▸ Task prompt
From the entries below, please gather each line containing the string "screenshot".

▸ Raw data

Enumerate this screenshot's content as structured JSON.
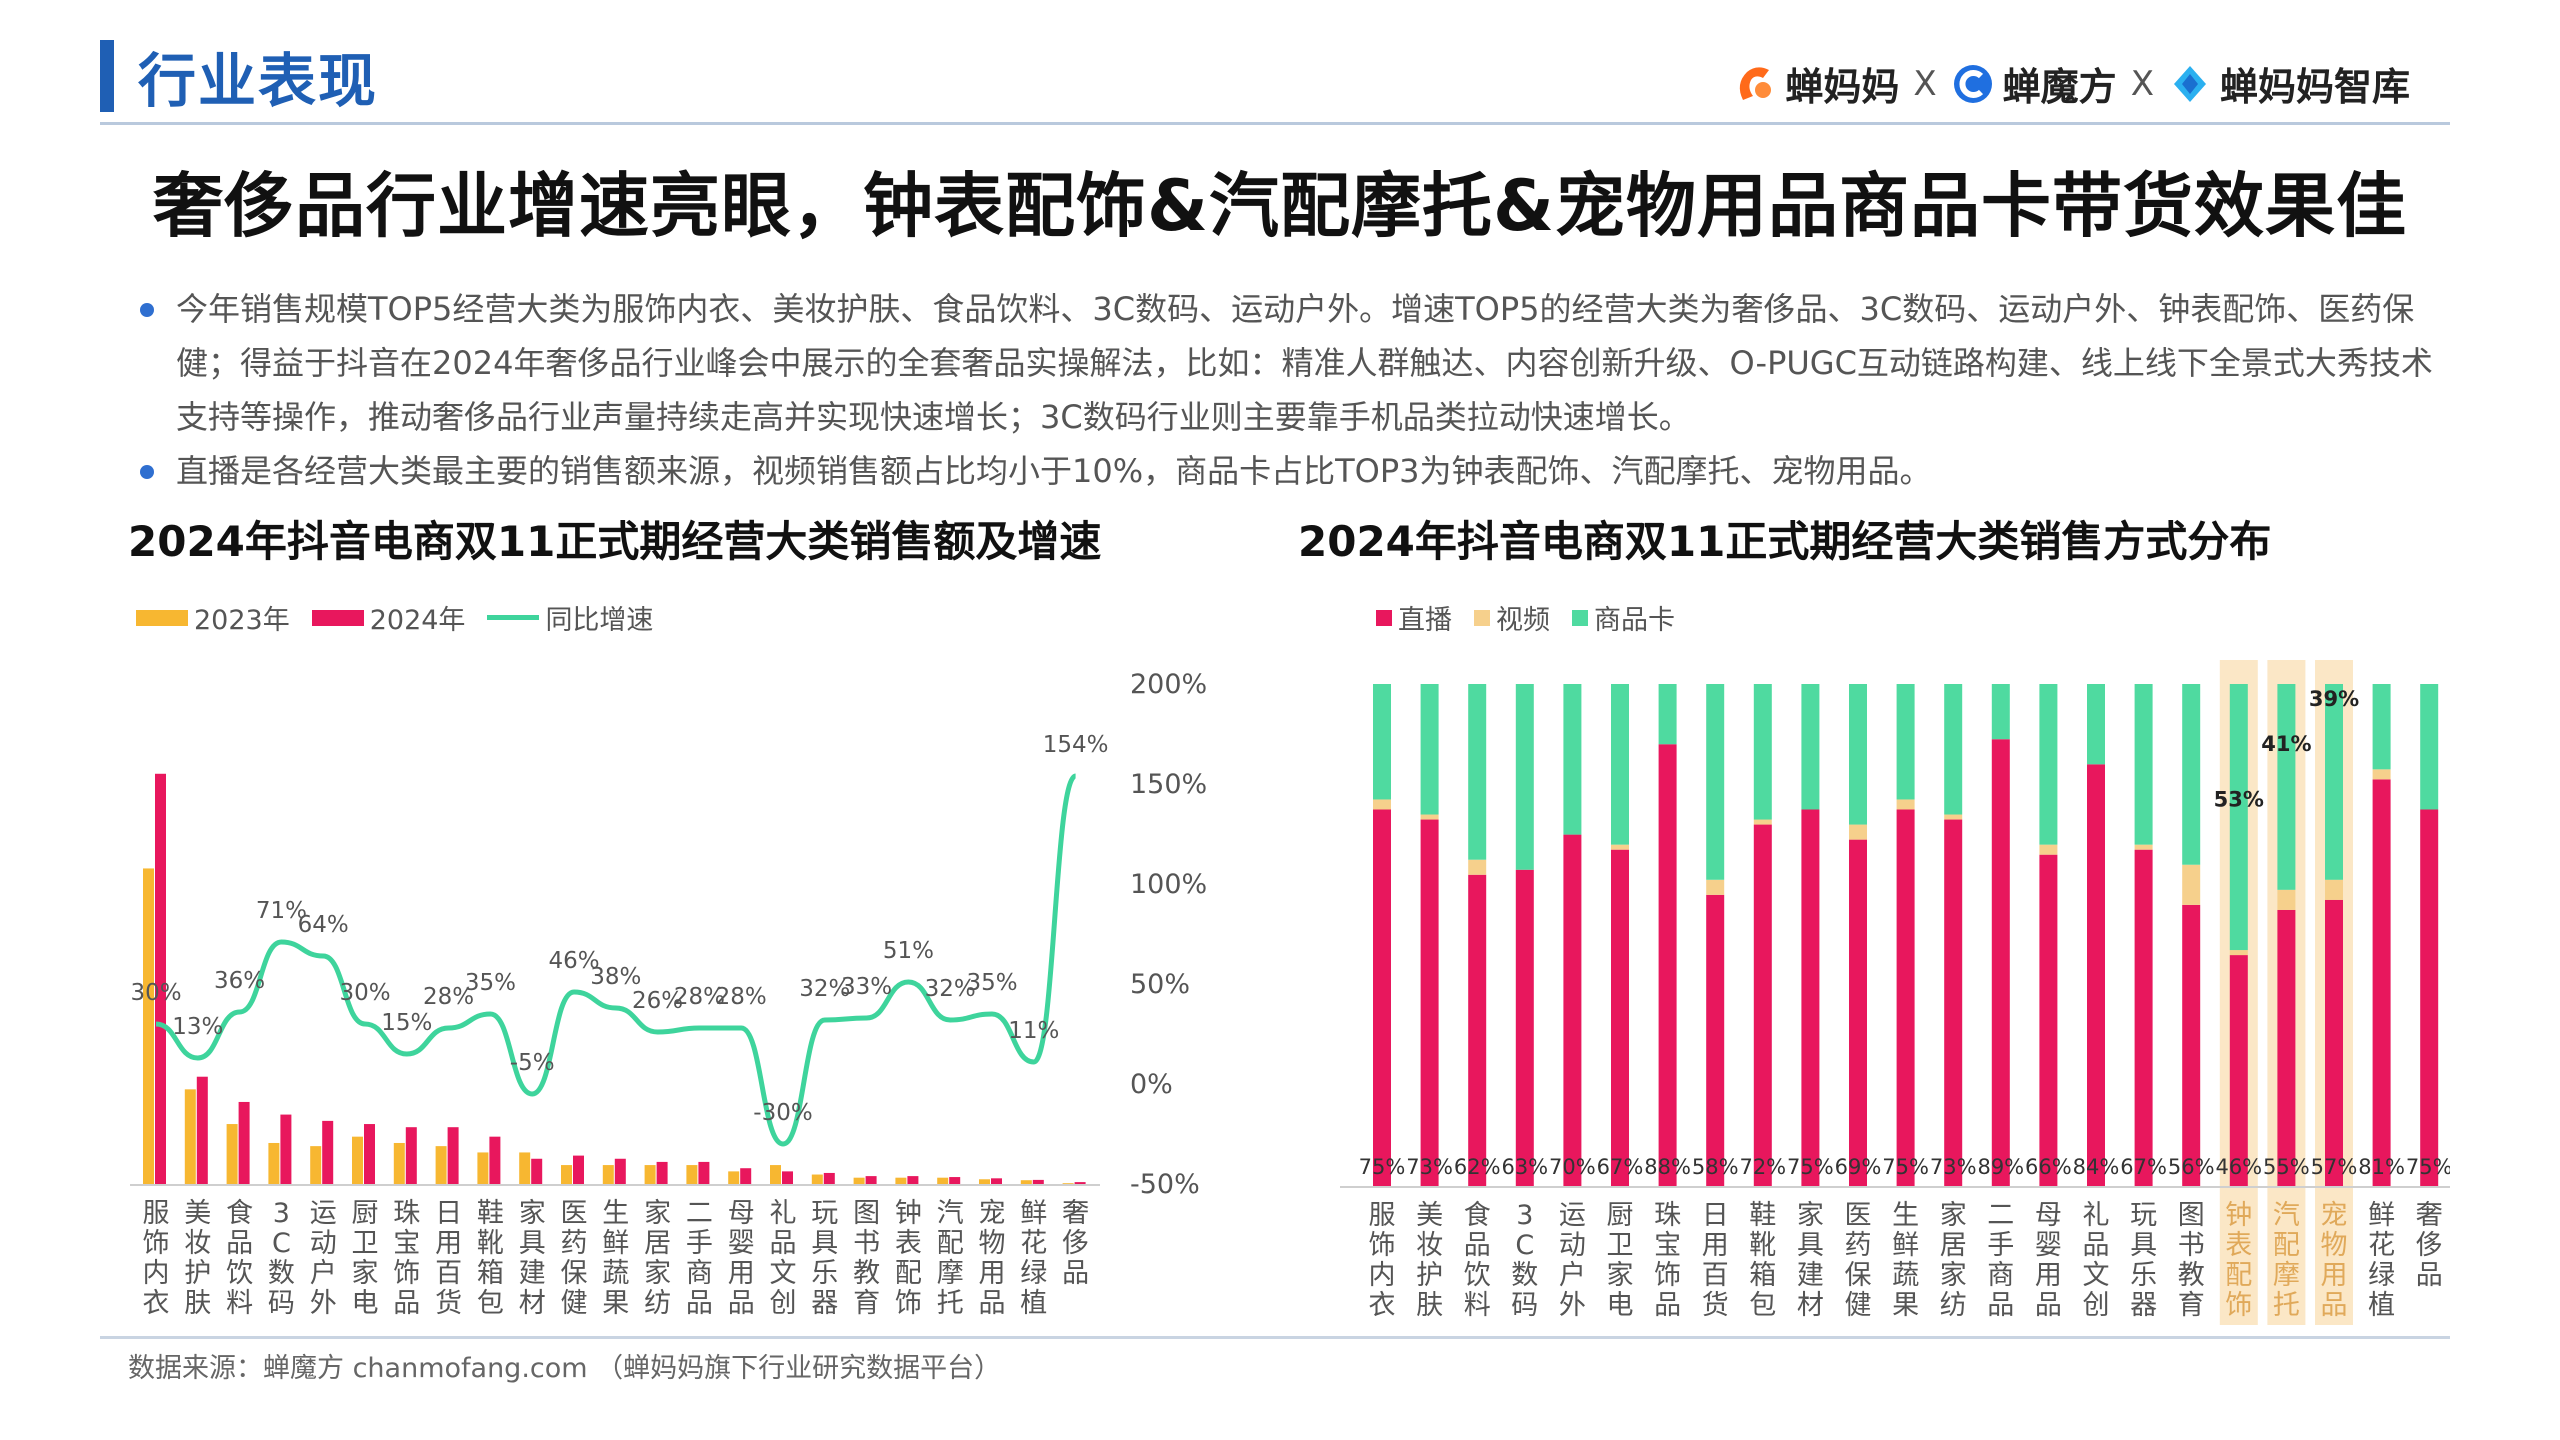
{
  "header": {
    "section_title": "行业表现",
    "brands": [
      "蝉妈妈",
      "蝉魔方",
      "蝉妈妈智库"
    ],
    "separator": "X",
    "headline": "奢侈品行业增速亮眼，钟表配饰&汽配摩托&宠物用品商品卡带货效果佳"
  },
  "bullets": [
    "今年销售规模TOP5经营大类为服饰内衣、美妆护肤、食品饮料、3C数码、运动户外。增速TOP5的经营大类为奢侈品、3C数码、运动户外、钟表配饰、医药保健；得益于抖音在2024年奢侈品行业峰会中展示的全套奢品实操解法，比如：精准人群触达、内容创新升级、O-PUGC互动链路构建、线上线下全景式大秀技术支持等操作，推动奢侈品行业声量持续走高并实现快速增长；3C数码行业则主要靠手机品类拉动快速增长。",
    "直播是各经营大类最主要的销售额来源，视频销售额占比均小于10%，商品卡占比TOP3为钟表配饰、汽配摩托、宠物用品。"
  ],
  "footer": {
    "source": "数据来源：蝉魔方 chanmofang.com （蝉妈妈旗下行业研究数据平台）"
  },
  "colors": {
    "y2023": "#f7b731",
    "y2024": "#e8175d",
    "growth": "#3ed49c",
    "live": "#e8175d",
    "video": "#f6d08c",
    "card": "#4fdaa0",
    "highlight": "#fbe7c6",
    "accent": "#1f5fb4"
  },
  "chart_data": [
    {
      "type": "bar+line",
      "title": "2024年抖音电商双11正式期经营大类销售额及增速",
      "legend": [
        "2023年",
        "2024年",
        "同比增速"
      ],
      "categories": [
        "服饰内衣",
        "美妆护肤",
        "食品饮料",
        "3C数码",
        "运动户外",
        "厨卫家电",
        "珠宝饰品",
        "日用百货",
        "鞋靴箱包",
        "家具建材",
        "医药保健",
        "生鲜蔬果",
        "家居家纺",
        "二手商品",
        "母婴用品",
        "礼品文创",
        "玩具乐器",
        "图书教育",
        "钟表配饰",
        "汽配摩托",
        "宠物用品",
        "鲜花绿植",
        "奢侈品"
      ],
      "series": [
        {
          "name": "2023年",
          "values": [
            100,
            30,
            19,
            13,
            12,
            15,
            13,
            12,
            10,
            10,
            6,
            6,
            6,
            6,
            4,
            6,
            3,
            2,
            2,
            2,
            1.5,
            1.2,
            0.25
          ]
        },
        {
          "name": "2024年",
          "values": [
            130,
            34,
            26,
            22,
            20,
            19,
            18,
            18,
            15,
            8,
            9,
            8,
            7,
            7,
            5,
            4,
            3.5,
            2.5,
            2.5,
            2.2,
            1.8,
            1.3,
            0.6
          ]
        },
        {
          "name": "同比增速",
          "axis": "right",
          "values": [
            30,
            13,
            36,
            71,
            64,
            30,
            15,
            28,
            35,
            -5,
            46,
            38,
            26,
            28,
            28,
            -30,
            32,
            33,
            51,
            32,
            35,
            11,
            154
          ]
        }
      ],
      "data_labels": [
        "30%",
        "13%",
        "36%",
        "71%",
        "64%",
        "30%",
        "15%",
        "28%",
        "35%",
        "-5%",
        "46%",
        "38%",
        "26%",
        "28%",
        "28%",
        "-30%",
        "32%",
        "33%",
        "51%",
        "32%",
        "35%",
        "11%",
        "154%"
      ],
      "y2_ticks": [
        "200%",
        "150%",
        "100%",
        "50%",
        "0%",
        "-50%"
      ],
      "y2lim": [
        -50,
        200
      ]
    },
    {
      "type": "stacked-bar",
      "title": "2024年抖音电商双11正式期经营大类销售方式分布",
      "legend": [
        "直播",
        "视频",
        "商品卡"
      ],
      "categories": [
        "服饰内衣",
        "美妆护肤",
        "食品饮料",
        "3C数码",
        "运动户外",
        "厨卫家电",
        "珠宝饰品",
        "日用百货",
        "鞋靴箱包",
        "家具建材",
        "医药保健",
        "生鲜蔬果",
        "家居家纺",
        "二手商品",
        "母婴用品",
        "礼品文创",
        "玩具乐器",
        "图书教育",
        "钟表配饰",
        "汽配摩托",
        "宠物用品",
        "鲜花绿植",
        "奢侈品"
      ],
      "series": [
        {
          "name": "直播",
          "values": [
            75,
            73,
            62,
            63,
            70,
            67,
            88,
            58,
            72,
            75,
            69,
            75,
            73,
            89,
            66,
            84,
            67,
            56,
            46,
            55,
            57,
            81,
            75
          ]
        },
        {
          "name": "视频",
          "values": [
            2,
            1,
            3,
            0,
            0,
            1,
            0,
            3,
            1,
            0,
            3,
            2,
            1,
            0,
            2,
            0,
            1,
            8,
            1,
            4,
            4,
            2,
            0
          ]
        },
        {
          "name": "商品卡",
          "values": [
            23,
            26,
            35,
            37,
            30,
            32,
            12,
            39,
            27,
            25,
            28,
            23,
            26,
            11,
            32,
            16,
            32,
            36,
            53,
            41,
            39,
            17,
            25
          ]
        }
      ],
      "live_labels": [
        "75%",
        "73%",
        "62%",
        "63%",
        "70%",
        "67%",
        "88%",
        "58%",
        "72%",
        "75%",
        "69%",
        "75%",
        "73%",
        "89%",
        "66%",
        "84%",
        "67%",
        "56%",
        "46%",
        "55%",
        "57%",
        "81%",
        "75%"
      ],
      "highlight": [
        "钟表配饰",
        "汽配摩托",
        "宠物用品"
      ],
      "highlight_labels": [
        "53%",
        "41%",
        "39%"
      ],
      "ylim": [
        0,
        100
      ]
    }
  ]
}
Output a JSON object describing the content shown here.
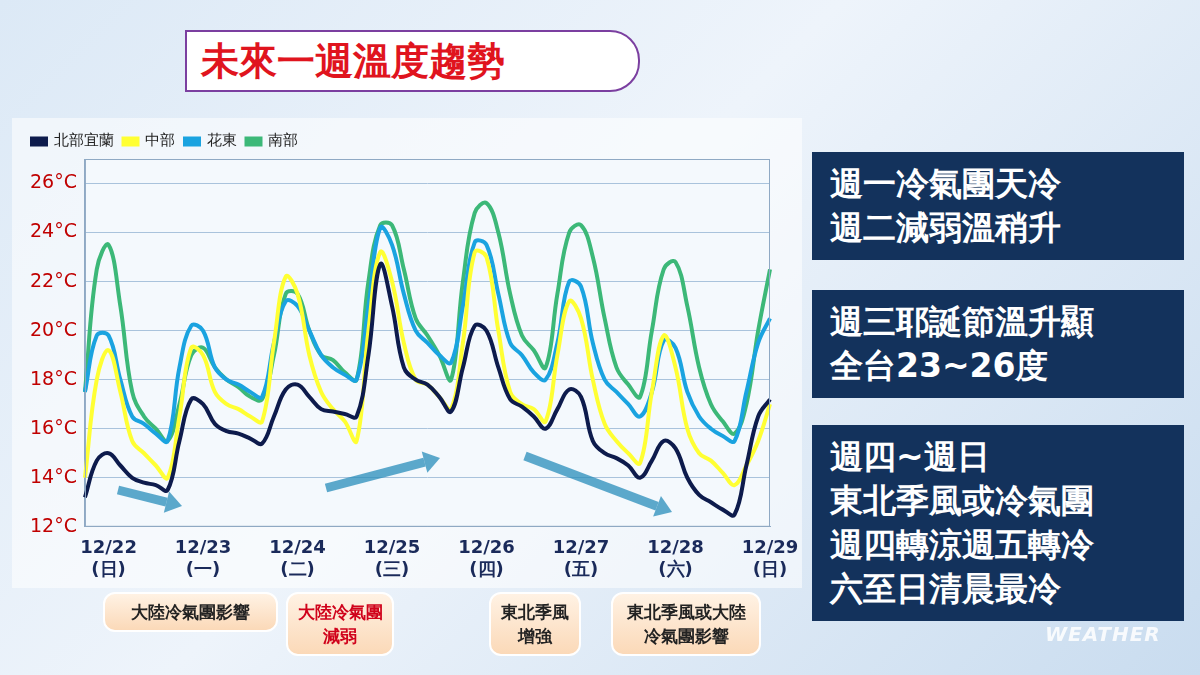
{
  "chart_data": {
    "type": "line",
    "title": "未來一週溫度趨勢",
    "categories": [
      null,
      null,
      "12/22\n(日)",
      null,
      null,
      null,
      null,
      null,
      null,
      null,
      "12/23\n(一)",
      null,
      null,
      null,
      null,
      null,
      null,
      null,
      "12/24\n(二)",
      null,
      null,
      null,
      null,
      null,
      null,
      null,
      "12/25\n(三)",
      null,
      null,
      null,
      null,
      null,
      null,
      null,
      "12/26\n(四)",
      null,
      null,
      null,
      null,
      null,
      null,
      null,
      "12/27\n(五)",
      null,
      null,
      null,
      null,
      null,
      null,
      null,
      "12/28\n(六)",
      null,
      null,
      null,
      null,
      null,
      null,
      null,
      "12/29\n(日)"
    ],
    "series": [
      {
        "name": "北部宜蘭",
        "color": "#0d1b4c",
        "values": [
          13.2,
          14.7,
          15,
          14.5,
          14,
          13.8,
          13.7,
          13.5,
          15.5,
          17.2,
          17,
          16.2,
          15.9,
          15.8,
          15.6,
          15.4,
          16.5,
          17.6,
          17.8,
          17.3,
          16.8,
          16.7,
          16.6,
          16.5,
          19,
          22.7,
          21,
          18.5,
          18,
          17.8,
          17.3,
          16.7,
          18.5,
          20.2,
          20,
          18.5,
          17.2,
          16.9,
          16.5,
          16,
          16.8,
          17.6,
          17.3,
          15.5,
          15,
          14.8,
          14.5,
          14,
          14.7,
          15.5,
          15.2,
          14,
          13.3,
          13,
          12.7,
          12.5,
          14.5,
          16.5,
          17.2
        ]
      },
      {
        "name": "中部",
        "color": "#ffff33",
        "values": [
          14,
          18,
          19.2,
          17.5,
          15.5,
          15,
          14.5,
          14,
          16.5,
          19.3,
          19,
          17.5,
          17,
          16.8,
          16.5,
          16.3,
          19.5,
          22.2,
          21.5,
          19,
          17.5,
          16.8,
          16.3,
          15.5,
          20,
          23.2,
          22,
          19.5,
          18,
          17.8,
          17.3,
          16.8,
          19.5,
          23.2,
          23,
          20,
          17.5,
          17,
          16.8,
          16.3,
          19,
          21.2,
          20.5,
          18,
          16.2,
          15.5,
          15,
          14.6,
          17.5,
          19.8,
          18.5,
          16,
          15,
          14.7,
          14.2,
          13.7,
          14.5,
          15.5,
          17
        ]
      },
      {
        "name": "花東",
        "color": "#1aa3e0",
        "values": [
          17.5,
          19.8,
          19.8,
          18,
          16.5,
          16.2,
          15.8,
          15.5,
          18.5,
          20.2,
          20,
          18.5,
          18,
          17.8,
          17.5,
          17.3,
          19.5,
          21.2,
          21,
          20,
          19,
          18.5,
          18.2,
          18,
          21,
          24.2,
          23.5,
          21.5,
          20,
          19.5,
          19,
          18.7,
          21,
          23.6,
          23.5,
          21.5,
          19.5,
          19,
          18.3,
          18,
          19.5,
          22,
          21.8,
          19.5,
          18,
          17.5,
          17,
          16.5,
          17.5,
          19.6,
          19.3,
          17.5,
          16.5,
          16,
          15.7,
          15.5,
          17.5,
          19.5,
          20.5
        ]
      },
      {
        "name": "南部",
        "color": "#3cb878",
        "values": [
          17.5,
          22.5,
          23.5,
          21,
          17.5,
          16.5,
          16,
          15.5,
          17,
          19,
          19.3,
          18.5,
          18,
          17.7,
          17.3,
          17.2,
          19,
          21.5,
          21.5,
          20,
          19,
          18.8,
          18.3,
          18,
          22,
          24.3,
          24.3,
          22.5,
          20.5,
          19.8,
          19,
          18,
          22,
          24.8,
          25.2,
          24,
          21.5,
          19.8,
          19.2,
          18.5,
          21.5,
          24,
          24.3,
          23,
          20.5,
          18.5,
          17.8,
          17.3,
          20,
          22.5,
          22.8,
          21,
          18.5,
          17,
          16.3,
          15.8,
          17,
          20,
          22.5
        ]
      }
    ],
    "ylim": [
      12,
      27
    ],
    "yticks": [
      {
        "value": 12,
        "label": "12°C"
      },
      {
        "value": 14,
        "label": "14°C"
      },
      {
        "value": 16,
        "label": "16°C"
      },
      {
        "value": 18,
        "label": "18°C"
      },
      {
        "value": 20,
        "label": "20°C"
      },
      {
        "value": 22,
        "label": "22°C"
      },
      {
        "value": 24,
        "label": "24°C"
      },
      {
        "value": 26,
        "label": "26°C"
      }
    ],
    "grid": true,
    "legend": "top-left",
    "annotations": [
      "大陸冷氣團影響",
      "大陸冷氣團減弱",
      "東北季風增強",
      "東北季風或大陸冷氣團影響"
    ]
  },
  "notes": [
    [
      "週一冷氣團天冷",
      "週二減弱溫稍升"
    ],
    [
      "週三耶誕節溫升顯",
      "全台23~26度"
    ],
    [
      "週四~週日",
      "東北季風或冷氣團",
      "週四轉涼週五轉冷",
      "六至日清晨最冷"
    ]
  ],
  "watermark": "WEATHER"
}
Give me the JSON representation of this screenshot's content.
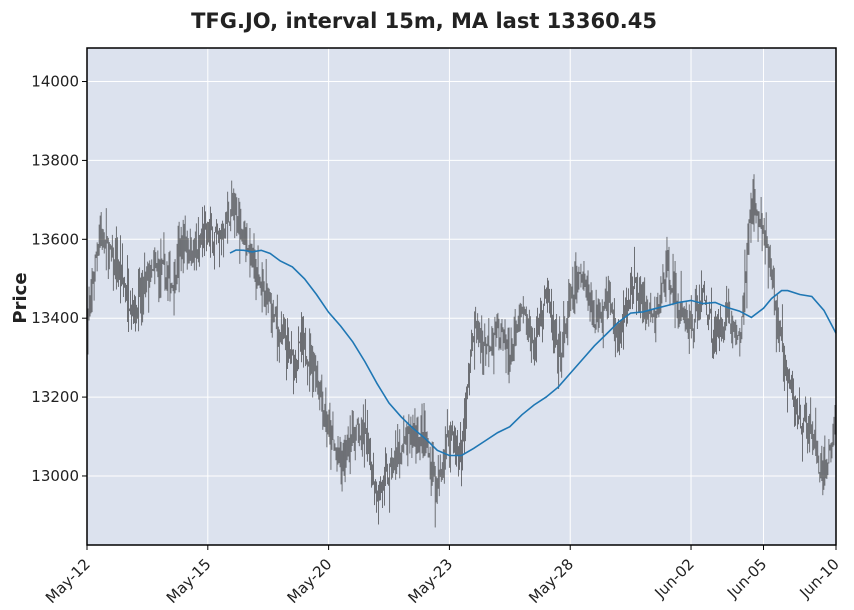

▸ The response
Enumerate this screenshot's content as structured JSON.
Give me the JSON representation of this screenshot's content.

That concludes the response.